== RECORDS TO PROCESS ==

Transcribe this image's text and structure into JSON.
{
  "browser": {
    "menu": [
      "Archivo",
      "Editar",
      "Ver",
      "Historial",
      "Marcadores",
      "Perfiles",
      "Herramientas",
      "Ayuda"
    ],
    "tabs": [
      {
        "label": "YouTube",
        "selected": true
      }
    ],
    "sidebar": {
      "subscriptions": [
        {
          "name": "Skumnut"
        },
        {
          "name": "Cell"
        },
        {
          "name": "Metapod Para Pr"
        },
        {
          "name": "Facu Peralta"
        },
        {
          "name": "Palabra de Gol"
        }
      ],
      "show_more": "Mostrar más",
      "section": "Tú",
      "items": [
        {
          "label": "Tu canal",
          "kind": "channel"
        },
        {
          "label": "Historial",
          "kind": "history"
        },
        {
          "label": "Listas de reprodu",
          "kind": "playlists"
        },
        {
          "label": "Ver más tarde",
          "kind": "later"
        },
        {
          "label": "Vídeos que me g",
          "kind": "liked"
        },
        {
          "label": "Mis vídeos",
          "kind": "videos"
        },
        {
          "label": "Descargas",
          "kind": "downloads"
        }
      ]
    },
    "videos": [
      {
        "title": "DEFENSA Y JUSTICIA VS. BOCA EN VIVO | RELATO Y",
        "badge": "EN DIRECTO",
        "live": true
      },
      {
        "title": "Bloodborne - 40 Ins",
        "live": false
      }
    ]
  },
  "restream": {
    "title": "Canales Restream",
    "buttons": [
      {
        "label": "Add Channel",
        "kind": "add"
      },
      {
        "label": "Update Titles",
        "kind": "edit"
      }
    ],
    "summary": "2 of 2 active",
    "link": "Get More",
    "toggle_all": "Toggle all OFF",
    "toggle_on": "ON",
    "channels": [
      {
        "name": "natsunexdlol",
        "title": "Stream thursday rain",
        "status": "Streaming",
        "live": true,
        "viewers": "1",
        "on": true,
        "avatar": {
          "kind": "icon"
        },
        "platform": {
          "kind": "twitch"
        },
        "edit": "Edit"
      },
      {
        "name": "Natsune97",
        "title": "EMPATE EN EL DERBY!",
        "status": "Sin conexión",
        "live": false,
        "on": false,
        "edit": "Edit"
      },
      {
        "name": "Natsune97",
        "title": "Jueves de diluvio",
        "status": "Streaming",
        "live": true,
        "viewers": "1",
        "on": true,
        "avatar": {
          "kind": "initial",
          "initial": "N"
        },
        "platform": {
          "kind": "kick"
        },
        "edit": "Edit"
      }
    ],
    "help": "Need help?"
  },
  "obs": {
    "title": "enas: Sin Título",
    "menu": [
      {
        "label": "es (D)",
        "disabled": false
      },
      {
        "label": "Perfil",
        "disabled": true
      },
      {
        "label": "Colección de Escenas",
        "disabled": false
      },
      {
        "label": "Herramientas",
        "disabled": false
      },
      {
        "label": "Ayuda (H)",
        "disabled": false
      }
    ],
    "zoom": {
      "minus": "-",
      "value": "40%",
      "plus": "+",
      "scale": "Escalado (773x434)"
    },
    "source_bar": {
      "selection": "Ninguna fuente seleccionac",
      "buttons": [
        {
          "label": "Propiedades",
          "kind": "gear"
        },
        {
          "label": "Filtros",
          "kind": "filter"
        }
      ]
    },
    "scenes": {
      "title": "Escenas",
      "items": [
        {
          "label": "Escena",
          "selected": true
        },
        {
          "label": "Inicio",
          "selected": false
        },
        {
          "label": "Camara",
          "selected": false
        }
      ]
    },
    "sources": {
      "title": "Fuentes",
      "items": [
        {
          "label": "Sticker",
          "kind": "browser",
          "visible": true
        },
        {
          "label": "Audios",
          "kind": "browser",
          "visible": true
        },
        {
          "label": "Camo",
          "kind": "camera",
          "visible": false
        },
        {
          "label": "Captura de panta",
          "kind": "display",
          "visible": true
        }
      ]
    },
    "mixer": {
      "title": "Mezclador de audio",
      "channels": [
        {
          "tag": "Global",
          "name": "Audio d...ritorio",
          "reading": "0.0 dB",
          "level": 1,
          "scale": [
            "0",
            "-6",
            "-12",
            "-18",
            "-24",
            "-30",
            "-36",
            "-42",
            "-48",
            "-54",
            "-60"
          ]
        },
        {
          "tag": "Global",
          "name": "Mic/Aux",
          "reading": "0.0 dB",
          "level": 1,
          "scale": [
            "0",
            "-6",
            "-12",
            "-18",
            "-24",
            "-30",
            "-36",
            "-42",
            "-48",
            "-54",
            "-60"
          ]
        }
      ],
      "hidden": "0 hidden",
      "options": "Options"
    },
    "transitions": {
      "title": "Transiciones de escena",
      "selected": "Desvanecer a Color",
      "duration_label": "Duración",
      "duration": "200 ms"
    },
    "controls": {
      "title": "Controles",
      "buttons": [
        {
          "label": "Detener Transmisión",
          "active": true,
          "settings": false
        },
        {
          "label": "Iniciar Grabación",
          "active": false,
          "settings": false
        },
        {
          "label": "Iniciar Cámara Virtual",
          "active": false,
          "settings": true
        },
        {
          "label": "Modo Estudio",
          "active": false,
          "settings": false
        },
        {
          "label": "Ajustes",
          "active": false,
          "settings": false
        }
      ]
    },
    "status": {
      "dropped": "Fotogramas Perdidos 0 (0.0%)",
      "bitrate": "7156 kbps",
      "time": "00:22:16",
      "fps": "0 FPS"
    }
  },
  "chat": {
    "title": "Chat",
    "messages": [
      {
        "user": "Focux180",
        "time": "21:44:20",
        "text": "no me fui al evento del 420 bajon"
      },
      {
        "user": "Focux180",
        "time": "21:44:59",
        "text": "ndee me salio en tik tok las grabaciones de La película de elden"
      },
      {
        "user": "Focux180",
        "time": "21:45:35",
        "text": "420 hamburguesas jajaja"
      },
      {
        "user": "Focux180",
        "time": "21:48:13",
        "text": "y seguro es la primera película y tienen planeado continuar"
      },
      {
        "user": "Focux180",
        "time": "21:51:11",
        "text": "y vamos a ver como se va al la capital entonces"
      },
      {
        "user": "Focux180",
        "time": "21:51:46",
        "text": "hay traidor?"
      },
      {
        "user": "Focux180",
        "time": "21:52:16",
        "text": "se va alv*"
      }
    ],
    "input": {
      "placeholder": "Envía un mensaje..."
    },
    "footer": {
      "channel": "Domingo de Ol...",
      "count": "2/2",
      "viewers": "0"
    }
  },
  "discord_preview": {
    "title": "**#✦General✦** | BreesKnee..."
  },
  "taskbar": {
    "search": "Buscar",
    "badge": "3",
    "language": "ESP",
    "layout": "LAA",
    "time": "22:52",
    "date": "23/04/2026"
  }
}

===
== RECORDS TO PROCESS ==

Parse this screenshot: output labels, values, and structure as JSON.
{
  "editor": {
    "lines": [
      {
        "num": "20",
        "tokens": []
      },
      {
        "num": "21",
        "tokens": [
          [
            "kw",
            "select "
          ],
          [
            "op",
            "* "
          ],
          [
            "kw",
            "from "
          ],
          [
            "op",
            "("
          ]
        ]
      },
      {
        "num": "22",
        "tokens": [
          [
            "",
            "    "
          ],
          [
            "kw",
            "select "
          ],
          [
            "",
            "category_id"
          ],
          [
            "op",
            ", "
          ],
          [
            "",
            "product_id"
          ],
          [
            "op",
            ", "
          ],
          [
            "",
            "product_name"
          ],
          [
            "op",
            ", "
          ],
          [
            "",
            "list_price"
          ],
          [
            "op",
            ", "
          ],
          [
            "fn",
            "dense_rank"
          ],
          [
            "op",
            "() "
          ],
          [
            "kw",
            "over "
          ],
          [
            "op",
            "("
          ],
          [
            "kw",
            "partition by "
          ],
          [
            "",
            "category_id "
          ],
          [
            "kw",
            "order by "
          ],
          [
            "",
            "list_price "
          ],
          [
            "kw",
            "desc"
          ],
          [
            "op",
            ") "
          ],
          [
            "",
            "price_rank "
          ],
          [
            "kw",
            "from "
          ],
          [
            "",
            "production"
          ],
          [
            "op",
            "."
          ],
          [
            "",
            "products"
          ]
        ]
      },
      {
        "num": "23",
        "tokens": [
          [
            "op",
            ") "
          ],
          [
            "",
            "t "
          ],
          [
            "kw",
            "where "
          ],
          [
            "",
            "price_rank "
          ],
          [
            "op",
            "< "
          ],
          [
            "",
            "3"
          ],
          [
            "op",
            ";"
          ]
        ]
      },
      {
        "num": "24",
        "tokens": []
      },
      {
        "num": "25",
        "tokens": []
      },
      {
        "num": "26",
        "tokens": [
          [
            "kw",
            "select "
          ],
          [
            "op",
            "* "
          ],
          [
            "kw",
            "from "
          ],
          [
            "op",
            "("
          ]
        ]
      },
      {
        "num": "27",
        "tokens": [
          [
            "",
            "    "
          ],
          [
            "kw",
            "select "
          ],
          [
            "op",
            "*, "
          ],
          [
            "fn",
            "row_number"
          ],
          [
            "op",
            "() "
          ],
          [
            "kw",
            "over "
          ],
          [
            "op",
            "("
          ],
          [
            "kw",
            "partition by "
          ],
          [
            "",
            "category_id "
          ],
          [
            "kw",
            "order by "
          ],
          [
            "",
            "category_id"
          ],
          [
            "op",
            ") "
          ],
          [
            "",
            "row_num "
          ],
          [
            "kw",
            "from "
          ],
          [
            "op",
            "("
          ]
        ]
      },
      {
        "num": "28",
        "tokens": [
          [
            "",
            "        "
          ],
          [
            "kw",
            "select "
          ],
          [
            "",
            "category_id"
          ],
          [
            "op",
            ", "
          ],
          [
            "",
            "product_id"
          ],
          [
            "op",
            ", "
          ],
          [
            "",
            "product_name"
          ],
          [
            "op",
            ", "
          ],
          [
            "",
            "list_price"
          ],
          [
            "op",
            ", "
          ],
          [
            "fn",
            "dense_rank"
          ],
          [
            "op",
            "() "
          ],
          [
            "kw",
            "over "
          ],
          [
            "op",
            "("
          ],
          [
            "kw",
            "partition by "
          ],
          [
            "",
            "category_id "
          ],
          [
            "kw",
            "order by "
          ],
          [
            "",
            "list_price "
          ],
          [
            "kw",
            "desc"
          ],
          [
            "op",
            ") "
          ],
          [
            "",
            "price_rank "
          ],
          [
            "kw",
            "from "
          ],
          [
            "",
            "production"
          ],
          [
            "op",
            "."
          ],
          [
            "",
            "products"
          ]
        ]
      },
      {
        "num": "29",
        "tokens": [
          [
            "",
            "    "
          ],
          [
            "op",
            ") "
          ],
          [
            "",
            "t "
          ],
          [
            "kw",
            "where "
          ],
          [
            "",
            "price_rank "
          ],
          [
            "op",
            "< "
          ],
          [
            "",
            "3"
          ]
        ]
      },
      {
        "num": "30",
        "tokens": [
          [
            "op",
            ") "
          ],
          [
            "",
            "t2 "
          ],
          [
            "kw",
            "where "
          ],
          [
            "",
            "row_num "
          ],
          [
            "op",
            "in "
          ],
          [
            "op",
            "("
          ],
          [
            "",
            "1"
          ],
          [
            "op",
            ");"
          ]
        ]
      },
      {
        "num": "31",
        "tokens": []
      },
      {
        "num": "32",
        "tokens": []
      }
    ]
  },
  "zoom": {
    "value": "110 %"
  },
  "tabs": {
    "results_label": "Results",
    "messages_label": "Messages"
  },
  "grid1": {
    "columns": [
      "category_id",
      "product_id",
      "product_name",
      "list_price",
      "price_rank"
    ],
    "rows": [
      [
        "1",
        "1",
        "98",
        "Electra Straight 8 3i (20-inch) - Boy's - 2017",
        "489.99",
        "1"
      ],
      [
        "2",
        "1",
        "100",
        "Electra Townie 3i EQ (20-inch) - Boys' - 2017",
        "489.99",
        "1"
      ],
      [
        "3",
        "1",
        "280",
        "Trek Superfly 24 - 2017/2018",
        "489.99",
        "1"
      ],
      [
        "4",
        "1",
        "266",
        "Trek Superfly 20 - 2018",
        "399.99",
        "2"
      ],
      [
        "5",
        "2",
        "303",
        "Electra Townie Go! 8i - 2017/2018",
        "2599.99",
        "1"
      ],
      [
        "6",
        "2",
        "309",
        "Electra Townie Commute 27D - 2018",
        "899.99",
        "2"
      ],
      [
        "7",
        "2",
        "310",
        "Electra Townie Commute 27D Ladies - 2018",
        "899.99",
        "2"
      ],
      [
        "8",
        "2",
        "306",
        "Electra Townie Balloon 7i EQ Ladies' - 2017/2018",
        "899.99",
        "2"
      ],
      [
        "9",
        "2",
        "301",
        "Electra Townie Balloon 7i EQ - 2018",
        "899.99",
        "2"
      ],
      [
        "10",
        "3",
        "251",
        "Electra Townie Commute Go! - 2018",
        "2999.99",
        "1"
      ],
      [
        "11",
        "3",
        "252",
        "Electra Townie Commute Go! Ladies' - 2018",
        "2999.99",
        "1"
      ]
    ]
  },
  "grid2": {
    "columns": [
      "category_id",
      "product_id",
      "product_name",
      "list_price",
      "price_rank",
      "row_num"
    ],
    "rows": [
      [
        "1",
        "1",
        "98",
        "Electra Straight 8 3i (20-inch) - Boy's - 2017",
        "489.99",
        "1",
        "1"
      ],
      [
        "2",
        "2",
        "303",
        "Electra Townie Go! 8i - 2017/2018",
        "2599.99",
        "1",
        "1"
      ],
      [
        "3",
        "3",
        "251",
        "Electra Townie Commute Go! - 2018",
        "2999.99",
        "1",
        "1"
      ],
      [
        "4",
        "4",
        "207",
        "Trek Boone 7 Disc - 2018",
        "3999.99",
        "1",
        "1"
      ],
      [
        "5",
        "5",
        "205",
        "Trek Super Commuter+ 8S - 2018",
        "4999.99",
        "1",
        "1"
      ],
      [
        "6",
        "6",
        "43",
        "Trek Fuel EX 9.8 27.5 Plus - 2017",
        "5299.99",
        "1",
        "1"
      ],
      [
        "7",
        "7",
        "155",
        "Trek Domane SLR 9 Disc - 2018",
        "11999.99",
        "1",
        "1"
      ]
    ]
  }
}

===

WHAT YOU WILL DO. Using the listing above, work out how many of its lines include "selected", and give only the result.

ANSWER FOR THIS EXERCISE. 5